The task >> All of the records listed below should be retyped exactly.

*****

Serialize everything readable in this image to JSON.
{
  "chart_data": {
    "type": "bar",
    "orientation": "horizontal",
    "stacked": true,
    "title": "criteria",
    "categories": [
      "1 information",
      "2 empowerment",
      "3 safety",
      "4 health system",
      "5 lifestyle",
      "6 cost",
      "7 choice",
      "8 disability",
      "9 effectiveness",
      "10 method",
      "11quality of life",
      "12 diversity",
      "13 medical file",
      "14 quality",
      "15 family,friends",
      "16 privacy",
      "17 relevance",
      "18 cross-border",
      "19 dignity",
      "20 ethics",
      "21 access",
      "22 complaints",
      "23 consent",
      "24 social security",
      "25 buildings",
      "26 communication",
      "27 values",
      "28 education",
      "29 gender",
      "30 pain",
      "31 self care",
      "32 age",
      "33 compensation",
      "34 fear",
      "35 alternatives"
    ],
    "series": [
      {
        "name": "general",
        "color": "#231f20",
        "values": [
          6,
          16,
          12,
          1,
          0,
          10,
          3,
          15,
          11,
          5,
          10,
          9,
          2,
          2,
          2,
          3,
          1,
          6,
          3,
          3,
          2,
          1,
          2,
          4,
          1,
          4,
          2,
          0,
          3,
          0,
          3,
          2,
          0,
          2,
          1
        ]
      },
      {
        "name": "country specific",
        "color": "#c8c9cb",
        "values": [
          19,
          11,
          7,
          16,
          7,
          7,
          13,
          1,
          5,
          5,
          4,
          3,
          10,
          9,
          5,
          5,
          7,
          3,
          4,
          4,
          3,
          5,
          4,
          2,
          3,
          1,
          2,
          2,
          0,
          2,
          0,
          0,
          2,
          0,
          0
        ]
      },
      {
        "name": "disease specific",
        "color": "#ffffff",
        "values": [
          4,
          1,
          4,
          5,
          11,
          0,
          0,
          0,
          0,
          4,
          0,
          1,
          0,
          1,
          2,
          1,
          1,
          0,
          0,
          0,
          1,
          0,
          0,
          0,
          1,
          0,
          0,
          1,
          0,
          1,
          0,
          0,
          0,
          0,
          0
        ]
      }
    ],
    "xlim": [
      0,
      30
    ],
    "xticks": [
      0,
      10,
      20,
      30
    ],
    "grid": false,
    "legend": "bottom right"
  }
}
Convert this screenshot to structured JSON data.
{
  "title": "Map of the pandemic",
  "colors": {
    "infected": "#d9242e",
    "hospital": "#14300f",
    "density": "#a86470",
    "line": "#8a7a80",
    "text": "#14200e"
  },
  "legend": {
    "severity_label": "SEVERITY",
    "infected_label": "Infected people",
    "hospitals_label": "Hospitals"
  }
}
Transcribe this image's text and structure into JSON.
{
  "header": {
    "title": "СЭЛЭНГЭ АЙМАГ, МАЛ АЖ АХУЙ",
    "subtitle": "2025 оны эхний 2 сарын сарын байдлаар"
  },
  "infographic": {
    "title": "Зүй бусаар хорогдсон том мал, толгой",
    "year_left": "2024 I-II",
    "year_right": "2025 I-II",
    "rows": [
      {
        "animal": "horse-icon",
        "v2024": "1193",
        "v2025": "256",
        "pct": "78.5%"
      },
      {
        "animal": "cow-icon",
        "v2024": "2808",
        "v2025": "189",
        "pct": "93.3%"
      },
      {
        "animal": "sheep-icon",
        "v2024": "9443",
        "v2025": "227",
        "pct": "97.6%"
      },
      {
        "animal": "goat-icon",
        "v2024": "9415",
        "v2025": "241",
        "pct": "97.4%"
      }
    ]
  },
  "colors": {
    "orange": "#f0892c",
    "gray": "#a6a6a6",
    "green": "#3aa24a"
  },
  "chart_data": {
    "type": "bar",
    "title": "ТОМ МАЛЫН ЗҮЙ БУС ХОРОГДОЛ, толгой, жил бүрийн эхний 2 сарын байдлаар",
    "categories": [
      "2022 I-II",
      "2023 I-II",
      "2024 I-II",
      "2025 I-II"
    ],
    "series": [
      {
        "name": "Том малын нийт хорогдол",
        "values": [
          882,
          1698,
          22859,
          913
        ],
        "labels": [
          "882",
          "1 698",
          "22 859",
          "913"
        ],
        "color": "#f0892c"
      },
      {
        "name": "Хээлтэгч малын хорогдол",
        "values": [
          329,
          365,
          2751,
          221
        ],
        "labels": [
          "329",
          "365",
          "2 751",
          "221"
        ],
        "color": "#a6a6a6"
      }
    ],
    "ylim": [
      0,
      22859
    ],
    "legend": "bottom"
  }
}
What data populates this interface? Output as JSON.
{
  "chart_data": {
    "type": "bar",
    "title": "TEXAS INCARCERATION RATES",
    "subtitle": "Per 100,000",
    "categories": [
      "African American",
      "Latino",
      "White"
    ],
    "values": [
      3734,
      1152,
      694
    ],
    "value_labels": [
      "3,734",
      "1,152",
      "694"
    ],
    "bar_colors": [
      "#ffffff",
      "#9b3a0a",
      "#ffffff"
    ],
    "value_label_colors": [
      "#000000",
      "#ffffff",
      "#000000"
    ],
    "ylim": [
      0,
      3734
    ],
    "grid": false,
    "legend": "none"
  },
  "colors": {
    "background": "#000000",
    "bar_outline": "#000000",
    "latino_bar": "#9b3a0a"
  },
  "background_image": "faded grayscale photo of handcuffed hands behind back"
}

*****

Full solution >>
Serialize everything readable in this image to JSON.
{
  "chart_data": {
    "type": "bar",
    "orientation": "horizontal",
    "stacked": true,
    "title": "criteria",
    "categories": [
      "1 information",
      "2 empowerment",
      "3 safety",
      "4 health system",
      "5 lifestyle",
      "6 cost",
      "7 choice",
      "8 disability",
      "9 effectiveness",
      "10 method",
      "11quality of life",
      "12 diversity",
      "13 medical file",
      "14 quality",
      "15 family,friends",
      "16 privacy",
      "17 relevance",
      "18 cross-border",
      "19 dignity",
      "20 ethics",
      "21 access",
      "22 complaints",
      "23 consent",
      "24 social security",
      "25 buildings",
      "26 communication",
      "27 values",
      "28 education",
      "29 gender",
      "30 pain",
      "31 self care",
      "32 age",
      "33 compensation",
      "34 fear",
      "35 alternatives"
    ],
    "series": [
      {
        "name": "general",
        "color": "#231f20",
        "values": [
          6,
          16,
          12,
          1,
          0,
          10,
          3,
          15,
          11,
          5,
          10,
          9,
          2,
          2,
          2,
          3,
          1,
          6,
          3,
          3,
          2,
          1,
          2,
          4,
          1,
          4,
          2,
          0,
          3,
          0,
          3,
          2,
          0,
          2,
          1
        ]
      },
      {
        "name": "country specific",
        "color": "#c8c9cb",
        "values": [
          19,
          11,
          7,
          16,
          7,
          7,
          13,
          1,
          5,
          5,
          4,
          3,
          10,
          9,
          5,
          5,
          7,
          3,
          4,
          4,
          3,
          5,
          4,
          2,
          3,
          1,
          2,
          2,
          0,
          2,
          0,
          0,
          2,
          0,
          0
        ]
      },
      {
        "name": "disease specific",
        "color": "#ffffff",
        "values": [
          4,
          1,
          4,
          5,
          11,
          0,
          0,
          0,
          0,
          4,
          0,
          1,
          0,
          1,
          2,
          1,
          1,
          0,
          0,
          0,
          1,
          0,
          0,
          0,
          1,
          0,
          0,
          1,
          0,
          1,
          0,
          0,
          0,
          0,
          0
        ]
      }
    ],
    "xlim": [
      0,
      30
    ],
    "xticks": [
      0,
      10,
      20,
      30
    ],
    "grid": false,
    "legend": "bottom right"
  }
}
Convert this screenshot to structured JSON data.
{
  "title": "Map of the pandemic",
  "colors": {
    "infected": "#d9242e",
    "hospital": "#14300f",
    "density": "#a86470",
    "line": "#8a7a80",
    "text": "#14200e"
  },
  "legend": {
    "severity_label": "SEVERITY",
    "infected_label": "Infected people",
    "hospitals_label": "Hospitals"
  }
}
Transcribe this image's text and structure into JSON.
{
  "header": {
    "title": "СЭЛЭНГЭ АЙМАГ, МАЛ АЖ АХУЙ",
    "subtitle": "2025 оны эхний 2 сарын сарын байдлаар"
  },
  "infographic": {
    "title": "Зүй бусаар хорогдсон том мал, толгой",
    "year_left": "2024 I-II",
    "year_right": "2025 I-II",
    "rows": [
      {
        "animal": "horse-icon",
        "v2024": "1193",
        "v2025": "256",
        "pct": "78.5%"
      },
      {
        "animal": "cow-icon",
        "v2024": "2808",
        "v2025": "189",
        "pct": "93.3%"
      },
      {
        "animal": "sheep-icon",
        "v2024": "9443",
        "v2025": "227",
        "pct": "97.6%"
      },
      {
        "animal": "goat-icon",
        "v2024": "9415",
        "v2025": "241",
        "pct": "97.4%"
      }
    ]
  },
  "colors": {
    "orange": "#f0892c",
    "gray": "#a6a6a6",
    "green": "#3aa24a"
  },
  "chart_data": {
    "type": "bar",
    "title": "ТОМ МАЛЫН ЗҮЙ БУС ХОРОГДОЛ, толгой, жил бүрийн эхний 2 сарын байдлаар",
    "categories": [
      "2022 I-II",
      "2023 I-II",
      "2024 I-II",
      "2025 I-II"
    ],
    "series": [
      {
        "name": "Том малын нийт хорогдол",
        "values": [
          882,
          1698,
          22859,
          913
        ],
        "labels": [
          "882",
          "1 698",
          "22 859",
          "913"
        ],
        "color": "#f0892c"
      },
      {
        "name": "Хээлтэгч малын хорогдол",
        "values": [
          329,
          365,
          2751,
          221
        ],
        "labels": [
          "329",
          "365",
          "2 751",
          "221"
        ],
        "color": "#a6a6a6"
      }
    ],
    "ylim": [
      0,
      22859
    ],
    "legend": "bottom"
  }
}
What data populates this interface? Output as JSON.
{
  "chart_data": {
    "type": "bar",
    "title": "TEXAS INCARCERATION RATES",
    "subtitle": "Per 100,000",
    "categories": [
      "African American",
      "Latino",
      "White"
    ],
    "values": [
      3734,
      1152,
      694
    ],
    "value_labels": [
      "3,734",
      "1,152",
      "694"
    ],
    "bar_colors": [
      "#ffffff",
      "#9b3a0a",
      "#ffffff"
    ],
    "value_label_colors": [
      "#000000",
      "#ffffff",
      "#000000"
    ],
    "ylim": [
      0,
      3734
    ],
    "grid": false,
    "legend": "none"
  },
  "colors": {
    "background": "#000000",
    "bar_outline": "#000000",
    "latino_bar": "#9b3a0a"
  },
  "background_image": "faded grayscale photo of handcuffed hands behind back"
}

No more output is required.